◆ **PROMPT A**
Using the transcript, explain why Professor Masson says there was a dilution of expertise in public law work.
◆ **PROMPT B**
Copy everything in the transcript from "Dr Julie Doughty: The" down to "look in retrospect.".

EXCERPT below:

Professor Judith Masson: There used to be more scrutiny of contact issues than there is now. I am currently doing a study on discharge of care orders. Some of the cases involve considerable scrutiny of the care plan, but, again, it is very variable. Most judges will not go into the sort of detail that they used to do, although they are often invited by parents’ lawyers to do so, and sometimes when they are invited they will do.

Again, it goes back to this lack of trust of the local authority, and a failure to realise that children’s lives change and that there have to be changes in the plan because an adoptive placement is not found, or because a relative who was caring under a care order is no longer able to do so, and so it will not be a relative placement eventually leading to a special guardianship. You cannot button everything down, however much the courts would like to do so, and parents’ lawyers would sometimes like the court to do so, to constrain the local authority.

Q73        Baroness Lawrence of Clarendon: Good afternoon to you both. My question is about legal aid. I know Professor Masson mentioned a bit about legal aid at the beginning when she answered the first question. How has the Act interacted with other reforms to the family justice system, for example the changes to legal aid?

Professor Judith Masson: In public law, the legal aid has not changed, but, because private law legal aid was pretty well slashed so there is not very much left, a lot of lawyers who had been doing private law work moved to public law, so there was a dilution of expertise in public law work. The increased number of cases meant that there was work to be done in public law, so if they had not moved over perhaps there would have been other problems, but there was initially a dilution of expertise.

In terms of private law, not only was there a removal of legal aid but, because of that, legal aid firms closed, so you got advice deserts. Victims of domestic abuse, for example, will qualify for legal aid subject to a means test, but even for the people who qualify for legal aid it is much harder to find a lawyer because there are just far fewer lawyers around.

Dr Julie Doughty: The large number of litigants in person now in private law cases is taking a disproportionate amount of court time. Traditionally, family lawyers had a vital role in negotiating, trying to settle, assisting their clients, focusing on what the relevant issues were legally and so forth. It is a myth that the family lawyers were dragging cases out and making them more expensive. That is not correct when we look in retrospect.

The only achievement of LASPO and the reductions in legal aid, as far as family courts are concerned, is that, yes, they have reduced the legal aid bill. Other stated aims at the time have not been achieved, and they probably reduced it at the expense of shifting that burden of expenditure to the Courts Service, because it is those working in the Courts Service who are having to deal with these cases where litigants in person, understandably, do not know how to conduct the cases and are therefore taking more time than if they had had some sort of advice.

End of EXCERPT.
PROVIDED MATERIAL below:

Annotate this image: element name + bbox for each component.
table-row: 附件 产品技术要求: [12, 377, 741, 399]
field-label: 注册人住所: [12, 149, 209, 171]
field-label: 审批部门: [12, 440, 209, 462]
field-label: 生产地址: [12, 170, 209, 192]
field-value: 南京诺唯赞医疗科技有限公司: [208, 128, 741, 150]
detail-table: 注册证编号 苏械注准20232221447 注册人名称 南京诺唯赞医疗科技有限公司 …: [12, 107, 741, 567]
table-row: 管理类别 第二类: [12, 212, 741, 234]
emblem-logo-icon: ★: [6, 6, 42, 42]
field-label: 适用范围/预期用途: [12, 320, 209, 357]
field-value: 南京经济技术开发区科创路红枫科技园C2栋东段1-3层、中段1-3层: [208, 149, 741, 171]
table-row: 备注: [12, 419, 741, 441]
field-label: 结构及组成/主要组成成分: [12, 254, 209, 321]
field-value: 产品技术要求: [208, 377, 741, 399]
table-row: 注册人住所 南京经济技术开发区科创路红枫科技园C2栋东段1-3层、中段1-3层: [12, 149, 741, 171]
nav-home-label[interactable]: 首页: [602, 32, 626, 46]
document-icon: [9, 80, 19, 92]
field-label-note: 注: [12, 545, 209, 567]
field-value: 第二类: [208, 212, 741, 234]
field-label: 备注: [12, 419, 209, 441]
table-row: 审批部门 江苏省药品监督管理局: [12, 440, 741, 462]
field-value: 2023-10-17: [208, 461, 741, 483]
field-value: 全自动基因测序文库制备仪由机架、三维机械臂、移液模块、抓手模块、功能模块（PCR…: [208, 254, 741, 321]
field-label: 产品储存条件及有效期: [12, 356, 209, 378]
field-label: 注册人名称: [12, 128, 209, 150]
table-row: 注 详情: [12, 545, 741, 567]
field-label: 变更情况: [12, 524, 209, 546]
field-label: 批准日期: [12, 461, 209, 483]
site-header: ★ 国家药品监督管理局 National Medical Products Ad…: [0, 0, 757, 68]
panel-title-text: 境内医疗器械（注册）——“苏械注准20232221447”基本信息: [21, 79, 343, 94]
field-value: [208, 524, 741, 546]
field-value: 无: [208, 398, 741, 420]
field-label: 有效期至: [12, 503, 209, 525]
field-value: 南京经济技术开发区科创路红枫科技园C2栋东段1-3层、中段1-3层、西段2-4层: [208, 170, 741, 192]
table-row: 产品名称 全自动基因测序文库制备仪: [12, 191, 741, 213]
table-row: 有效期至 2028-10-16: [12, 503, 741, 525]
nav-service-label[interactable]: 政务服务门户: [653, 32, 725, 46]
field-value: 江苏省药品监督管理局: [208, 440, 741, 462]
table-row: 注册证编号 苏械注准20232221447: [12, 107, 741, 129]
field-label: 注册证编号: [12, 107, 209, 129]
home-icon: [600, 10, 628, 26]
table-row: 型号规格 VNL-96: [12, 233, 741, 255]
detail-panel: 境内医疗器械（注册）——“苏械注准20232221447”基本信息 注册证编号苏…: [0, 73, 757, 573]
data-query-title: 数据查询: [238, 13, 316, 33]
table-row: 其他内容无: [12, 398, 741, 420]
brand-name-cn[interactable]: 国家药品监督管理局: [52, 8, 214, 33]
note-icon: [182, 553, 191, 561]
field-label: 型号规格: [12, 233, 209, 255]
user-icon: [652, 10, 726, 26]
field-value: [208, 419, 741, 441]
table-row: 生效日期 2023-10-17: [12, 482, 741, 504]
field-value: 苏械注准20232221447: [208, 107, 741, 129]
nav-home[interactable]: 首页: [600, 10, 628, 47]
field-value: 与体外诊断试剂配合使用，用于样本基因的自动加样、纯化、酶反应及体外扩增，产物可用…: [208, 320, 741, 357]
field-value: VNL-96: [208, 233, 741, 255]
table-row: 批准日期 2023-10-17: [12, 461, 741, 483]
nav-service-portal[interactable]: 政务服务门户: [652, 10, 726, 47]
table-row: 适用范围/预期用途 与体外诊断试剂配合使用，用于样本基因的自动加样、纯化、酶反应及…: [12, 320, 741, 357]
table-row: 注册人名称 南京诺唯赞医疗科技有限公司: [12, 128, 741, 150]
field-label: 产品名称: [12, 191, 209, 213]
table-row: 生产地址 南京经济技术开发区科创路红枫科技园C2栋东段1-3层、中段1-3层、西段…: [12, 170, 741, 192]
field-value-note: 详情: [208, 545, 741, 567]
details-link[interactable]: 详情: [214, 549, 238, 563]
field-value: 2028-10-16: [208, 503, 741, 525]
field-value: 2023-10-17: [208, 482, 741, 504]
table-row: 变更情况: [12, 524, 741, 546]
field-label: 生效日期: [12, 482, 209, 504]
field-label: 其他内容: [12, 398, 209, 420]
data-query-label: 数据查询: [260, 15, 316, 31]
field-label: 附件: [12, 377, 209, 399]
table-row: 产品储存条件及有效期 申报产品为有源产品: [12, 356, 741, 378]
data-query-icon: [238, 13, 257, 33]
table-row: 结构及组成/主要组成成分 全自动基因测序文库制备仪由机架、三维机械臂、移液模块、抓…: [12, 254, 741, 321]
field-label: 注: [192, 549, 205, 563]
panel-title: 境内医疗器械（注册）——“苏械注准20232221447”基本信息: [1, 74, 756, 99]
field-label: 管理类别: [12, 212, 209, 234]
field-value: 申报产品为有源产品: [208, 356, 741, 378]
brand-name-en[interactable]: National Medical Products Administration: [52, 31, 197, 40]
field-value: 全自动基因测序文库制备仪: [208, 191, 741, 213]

End of PROVIDED MATERIAL.

◆ **ANSWER SPACE A**
Public law legal aid did not change, but private law legal aid was largely slashed. Many lawyers who had done private law work therefore moved into public law, which initially diluted expertise there.

◆ **ANSWER SPACE B**
Dr Julie Doughty: The large number of litigants in person now in private law cases is taking a disproportionate amount of court time. Traditionally, family lawyers had a vital role in negotiating, trying to settle, assisting their clients, focusing on what the relevant issues were legally and so forth. It is a myth that the family lawyers were dragging cases out and making them more expensive. That is not correct when we look in retrospect.